▸ **Trecho do texto**:
Há alguns dias, um amigo perguntou sobre o papel das UTOPIAS. Então, para tentar responder a essa questão, resolvemos elaborar este texto, cujo objetivo é abordar a concepção de três termos que se relacionam e que são sempre importantes para a compreensão da evolução das sociedades do ponto de vista das ideias. Esses termos são UTOPIA, DISTOPIA e RETROTOPIA.
Esses termos estão sempre relacionados com o clima de satisfação ou insatisfação de uma sociedade em determinado momento. Assim, seguimos no propósito do texto com a abordagem do primeiro termo, a saber, a UTOPIA.
No cotidiano, o “Senso Comum” nos traz uma concepção de UTOPIA, como um sonho, uma ilusão, uma fábula, uma quimera, um devaneio, enfim, algo que existe apenas na mente como ideia, mas que é irrealizável. Desta maneira, entende-se UTOPIA no “Senso Comum” como algo que parece inalcançável. Entretanto, se olharmos a UTOPIA através da perspectiva do “Bom Senso”, perceberemos uma nova possibilidade para o termo.

▸ **Extrato de dados**:
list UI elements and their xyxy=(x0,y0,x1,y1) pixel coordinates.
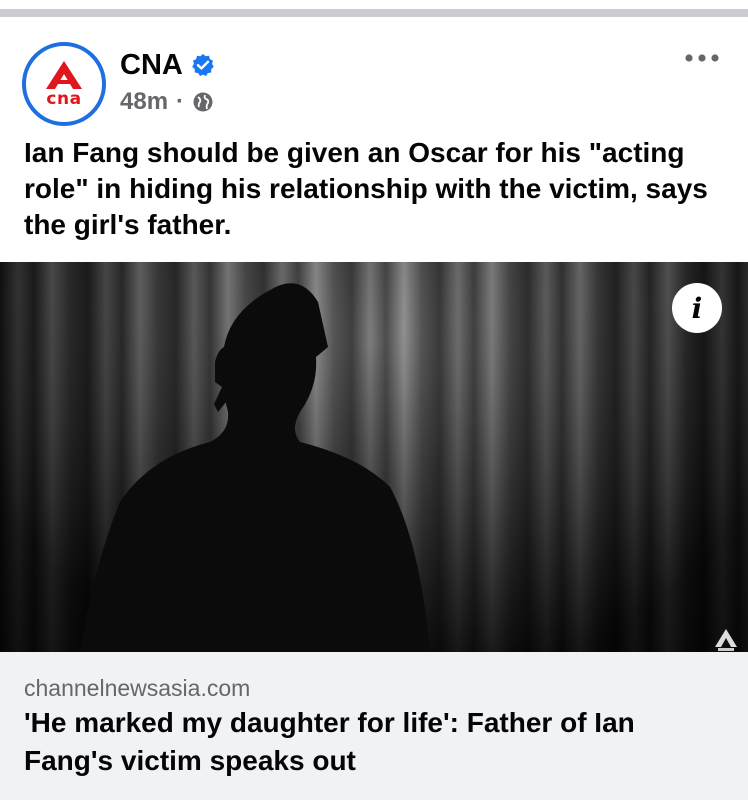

▸ **Tarefas a cumprir**:
[A] Transcreva do trecho sobre utopia a parte que começa em "Esses termos estão" e termina em "para o termo.".
[B] Quais são os três termos que o trecho sobre utopia se propõe a abordar?

▸ **Lista de respostas**:
[A]
Esses termos estão sempre relacionados com o clima de satisfação ou insatisfação de uma sociedade em determinado momento. Assim, seguimos no propósito do texto com a abordagem do primeiro termo, a saber, a UTOPIA.
No cotidiano, o “Senso Comum” nos traz uma concepção de UTOPIA, como um sonho, uma ilusão, uma fábula, uma quimera, um devaneio, enfim, algo que existe apenas na mente como ideia, mas que é irrealizável. Desta maneira, entende-se UTOPIA no “Senso Comum” como algo que parece inalcançável. Entretanto, se olharmos a UTOPIA através da perspectiva do “Bom Senso”, perceberemos uma nova possibilidade para o termo.

[B] UTOPIA, DISTOPIA e RETROTOPIA.